##### Data entries
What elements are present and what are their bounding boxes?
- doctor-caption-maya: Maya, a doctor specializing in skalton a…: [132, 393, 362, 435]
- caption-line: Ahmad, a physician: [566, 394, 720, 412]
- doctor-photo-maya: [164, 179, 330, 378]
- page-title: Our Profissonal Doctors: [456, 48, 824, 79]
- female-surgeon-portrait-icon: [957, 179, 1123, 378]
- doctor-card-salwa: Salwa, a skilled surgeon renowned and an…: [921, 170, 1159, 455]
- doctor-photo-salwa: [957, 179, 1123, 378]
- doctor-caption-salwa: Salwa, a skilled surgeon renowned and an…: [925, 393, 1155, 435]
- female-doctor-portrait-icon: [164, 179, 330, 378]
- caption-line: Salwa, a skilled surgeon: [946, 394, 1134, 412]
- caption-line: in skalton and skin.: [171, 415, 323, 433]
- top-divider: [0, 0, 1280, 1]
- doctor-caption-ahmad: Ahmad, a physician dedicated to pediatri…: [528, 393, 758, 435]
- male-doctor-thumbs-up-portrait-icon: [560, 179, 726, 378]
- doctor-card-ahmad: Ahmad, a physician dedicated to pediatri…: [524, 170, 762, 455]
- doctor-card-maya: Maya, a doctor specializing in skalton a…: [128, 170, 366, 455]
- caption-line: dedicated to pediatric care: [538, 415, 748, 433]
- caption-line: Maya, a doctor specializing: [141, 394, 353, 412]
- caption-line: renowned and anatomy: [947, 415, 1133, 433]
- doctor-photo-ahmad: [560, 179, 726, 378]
##########
Print all of the items above again, line for line, without altering a single character.

What elements are present and what are their bounding boxes?
- doctor-caption-maya: Maya, a doctor specializing in skalton a…: [132, 393, 362, 435]
- caption-line: Ahmad, a physician: [566, 394, 720, 412]
- doctor-photo-maya: [164, 179, 330, 378]
- page-title: Our Profissonal Doctors: [456, 48, 824, 79]
- female-surgeon-portrait-icon: [957, 179, 1123, 378]
- doctor-card-salwa: Salwa, a skilled surgeon renowned and an…: [921, 170, 1159, 455]
- doctor-photo-salwa: [957, 179, 1123, 378]
- doctor-caption-salwa: Salwa, a skilled surgeon renowned and an…: [925, 393, 1155, 435]
- female-doctor-portrait-icon: [164, 179, 330, 378]
- caption-line: Salwa, a skilled surgeon: [946, 394, 1134, 412]
- caption-line: in skalton and skin.: [171, 415, 323, 433]
- top-divider: [0, 0, 1280, 1]
- doctor-caption-ahmad: Ahmad, a physician dedicated to pediatri…: [528, 393, 758, 435]
- male-doctor-thumbs-up-portrait-icon: [560, 179, 726, 378]
- doctor-card-ahmad: Ahmad, a physician dedicated to pediatri…: [524, 170, 762, 455]
- doctor-card-maya: Maya, a doctor specializing in skalton a…: [128, 170, 366, 455]
- caption-line: dedicated to pediatric care: [538, 415, 748, 433]
- caption-line: Maya, a doctor specializing: [141, 394, 353, 412]
- caption-line: renowned and anatomy: [947, 415, 1133, 433]
- doctor-photo-ahmad: [560, 179, 726, 378]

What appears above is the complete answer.